** START OF PAGE **

The appalling episode we have just related was so far from engrossing the thoughts of the czar that it hardly interrupted the course of his ordinary occupations. Nay, as if to darken still more the tragic horrors of the year 1718, by mingling with them the coarsest and most disgusting buffoonery, it was in that very year he instituted the crapulous burlesque of the Conclave. The occasion of it was this: During the czar’s visit to Paris, the doctors of the Sorbonne addressed him with the view of effecting a union between the Russo-Greek church and that of Rome, and they presented to him a memorial full of learned arguments against the schismatical tenets of his co-religionists. This memorial only gave great offence to the court of Rome, without pleasing either the emperor or the church of Russia.

“In this plan of reunion,” says Voltaire, “there were some political matters which they did not understand, and some points of controversy which they said they understood and which each party explained according to its humour. There was a question about the Holy Ghost, who, according to the Latins, proceeds from the Father and the Son; and according to the Greeks, at present, proceeds from the Father, through the Son, after having, for a long time, proceeded from the Father only. They quoted St. Epiphanius, who says that ‘the Holy Ghost is not the Son’s brother, nor the Father’s grandson.’ But the czar, at leaving Paris, had other business than to explain passages from St. Epiphanius; however, he received the Sorbonne’s memorial with great affability. They also wrote to some Russian bishops, who returned a polite answer; but the greater number received the overture with indignation.” It was to dissipate the apprehensions of this reunion that, after expelling the Jesuits from his dominions, he instituted the mock conclave, as he had previously set on foot other burlesque exhibitions, for the purpose of turning the office of patriarch into ridicule.

** END OF PAGE **

• TASK DIRECTIONS
Continue the passage about the czar's mock conclave, starting after its final sentence.

** START OF EXTRACTED DATA **

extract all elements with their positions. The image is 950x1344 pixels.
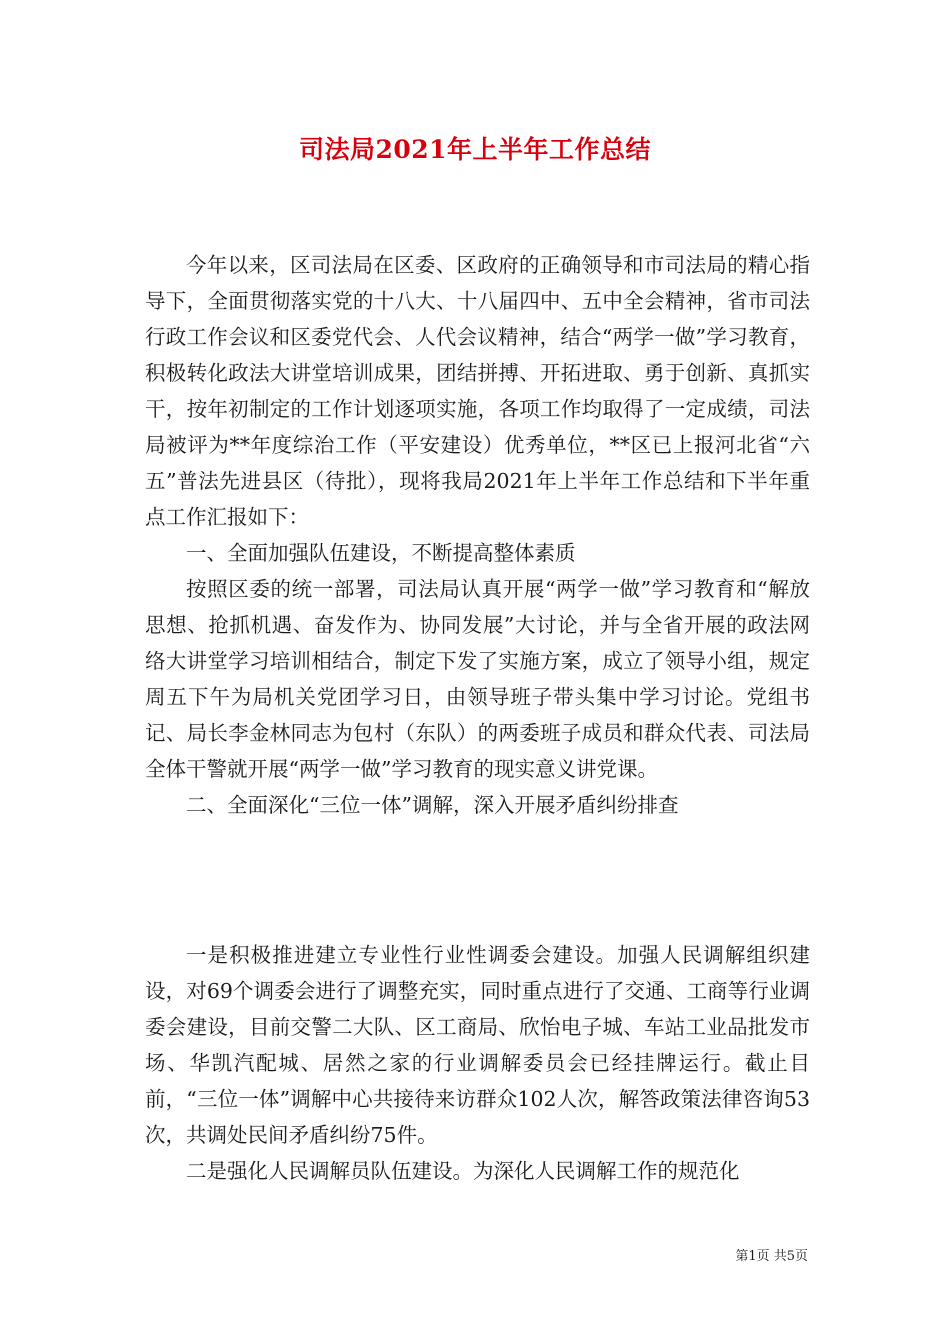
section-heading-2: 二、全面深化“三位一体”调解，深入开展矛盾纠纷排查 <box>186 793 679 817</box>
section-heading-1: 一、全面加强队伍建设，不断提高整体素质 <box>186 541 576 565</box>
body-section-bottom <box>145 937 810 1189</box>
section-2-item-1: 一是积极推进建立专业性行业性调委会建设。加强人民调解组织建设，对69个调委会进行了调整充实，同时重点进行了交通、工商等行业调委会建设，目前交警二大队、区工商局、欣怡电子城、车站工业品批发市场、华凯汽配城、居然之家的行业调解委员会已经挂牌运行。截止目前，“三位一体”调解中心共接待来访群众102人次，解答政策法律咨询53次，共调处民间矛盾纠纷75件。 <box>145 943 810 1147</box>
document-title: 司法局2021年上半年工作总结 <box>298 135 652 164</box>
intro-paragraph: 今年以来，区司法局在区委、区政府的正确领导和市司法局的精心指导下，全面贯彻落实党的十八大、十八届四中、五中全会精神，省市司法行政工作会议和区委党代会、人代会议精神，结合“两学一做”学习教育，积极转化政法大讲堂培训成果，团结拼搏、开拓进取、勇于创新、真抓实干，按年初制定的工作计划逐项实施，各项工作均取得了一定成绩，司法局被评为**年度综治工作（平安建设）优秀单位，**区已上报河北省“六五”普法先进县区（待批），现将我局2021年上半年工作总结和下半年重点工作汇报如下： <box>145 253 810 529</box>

** END OF EXTRACTED DATA **

• ANSWER FOR THIS EXERCISE
There was at his court an old man named Sotov, an enormous drunkard, and a court-fool of long standing; he had taught the czar to write, and by this service imagined that he deserved the highest dignities. Peter promised to confer on him one of the most eminent in the known world: he created him kniaz papa, that is to say, prince-pope, with a salary of 2,000 roubles, and a palace at St. Petersburg, in the Tatar ward. Sotov was enthroned by buffoons; four fellows, who stammered, were appointed to harangue him on his exaltation; his mock holiness created a number of cardinals, and rode in procession at the head of them, sitting astride on a cask of brandy, which was laid on a sledge drawn by four oxen. They were followed by other sledges loaded with food and drink; and the march was accompanied by the rough music of drums, trumpets, horns, hautboys, and fiddles, all playing out of tune; and the clattering of pots and pans, brandished by a troop of cooks and scullions. The train was swelled by a number of men dressed as monks of various Romish orders, and each carrying a bottle and glass. The czar and his courtiers brought up the rear, the former in the garb of a Dutch skipper, the latter in various comic disguises.

When the procession arrived at the place where the conclave was to be held the cardinals were led into a long gallery, part of which had been boarded off into a range of closets in each of which a cardinal was shut up with plenty of food and intoxicating liquors. To every one of their eminences were attached two conclavists—cunning young fellows, whose business it was to ply their principals well with drink, carry real or pretended messages to and fro between the members of the sacred college, and provoke them to bawl out all sorts of abuse of each other and of their respective families. The czar listened eagerly to all this ribaldry, not forgetting in the midst of his glee to note down on his tablets any hints of which it might be possible for him to make a vindictive use. The cardinals were not released from confinement until they were all agreed upon a number of farcical questions submitted to them by the kniaz papa.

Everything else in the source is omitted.